Your objective: Write the material out again exactly.

** Begin Recorded information **

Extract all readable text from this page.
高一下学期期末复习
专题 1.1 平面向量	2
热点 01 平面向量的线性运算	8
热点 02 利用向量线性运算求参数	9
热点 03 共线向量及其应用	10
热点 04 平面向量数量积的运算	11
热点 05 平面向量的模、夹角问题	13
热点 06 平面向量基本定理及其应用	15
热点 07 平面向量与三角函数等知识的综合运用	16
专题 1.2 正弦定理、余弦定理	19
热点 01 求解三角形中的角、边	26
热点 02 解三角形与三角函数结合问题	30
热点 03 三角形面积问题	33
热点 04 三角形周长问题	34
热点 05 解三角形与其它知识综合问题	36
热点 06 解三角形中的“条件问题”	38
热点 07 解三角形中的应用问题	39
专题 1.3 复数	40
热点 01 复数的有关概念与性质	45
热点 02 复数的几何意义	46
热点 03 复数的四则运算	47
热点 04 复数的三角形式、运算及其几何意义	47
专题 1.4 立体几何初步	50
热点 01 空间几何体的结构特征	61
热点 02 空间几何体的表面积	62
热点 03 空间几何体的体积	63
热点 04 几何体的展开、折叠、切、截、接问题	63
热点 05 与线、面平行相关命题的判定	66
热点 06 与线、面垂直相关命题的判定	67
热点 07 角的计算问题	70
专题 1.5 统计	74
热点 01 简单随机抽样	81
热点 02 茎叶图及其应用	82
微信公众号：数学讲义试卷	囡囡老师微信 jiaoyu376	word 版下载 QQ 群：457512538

** End Recorded information **

Solution:
Extract all readable text from this page.
高一下学期期末复习
专题 1.1 平面向量	2
热点 01 平面向量的线性运算	8
热点 02 利用向量线性运算求参数	9
热点 03 共线向量及其应用	10
热点 04 平面向量数量积的运算	11
热点 05 平面向量的模、夹角问题	13
热点 06 平面向量基本定理及其应用	15
热点 07 平面向量与三角函数等知识的综合运用	16
专题 1.2 正弦定理、余弦定理	19
热点 01 求解三角形中的角、边	26
热点 02 解三角形与三角函数结合问题	30
热点 03 三角形面积问题	33
热点 04 三角形周长问题	34
热点 05 解三角形与其它知识综合问题	36
热点 06 解三角形中的“条件问题”	38
热点 07 解三角形中的应用问题	39
专题 1.3 复数	40
热点 01 复数的有关概念与性质	45
热点 02 复数的几何意义	46
热点 03 复数的四则运算	47
热点 04 复数的三角形式、运算及其几何意义	47
专题 1.4 立体几何初步	50
热点 01 空间几何体的结构特征	61
热点 02 空间几何体的表面积	62
热点 03 空间几何体的体积	63
热点 04 几何体的展开、折叠、切、截、接问题	63
热点 05 与线、面平行相关命题的判定	66
热点 06 与线、面垂直相关命题的判定	67
热点 07 角的计算问题	70
专题 1.5 统计	74
热点 01 简单随机抽样	81
热点 02 茎叶图及其应用	82
微信公众号：数学讲义试卷	囡囡老师微信 jiaoyu376	word 版下载 QQ 群：457512538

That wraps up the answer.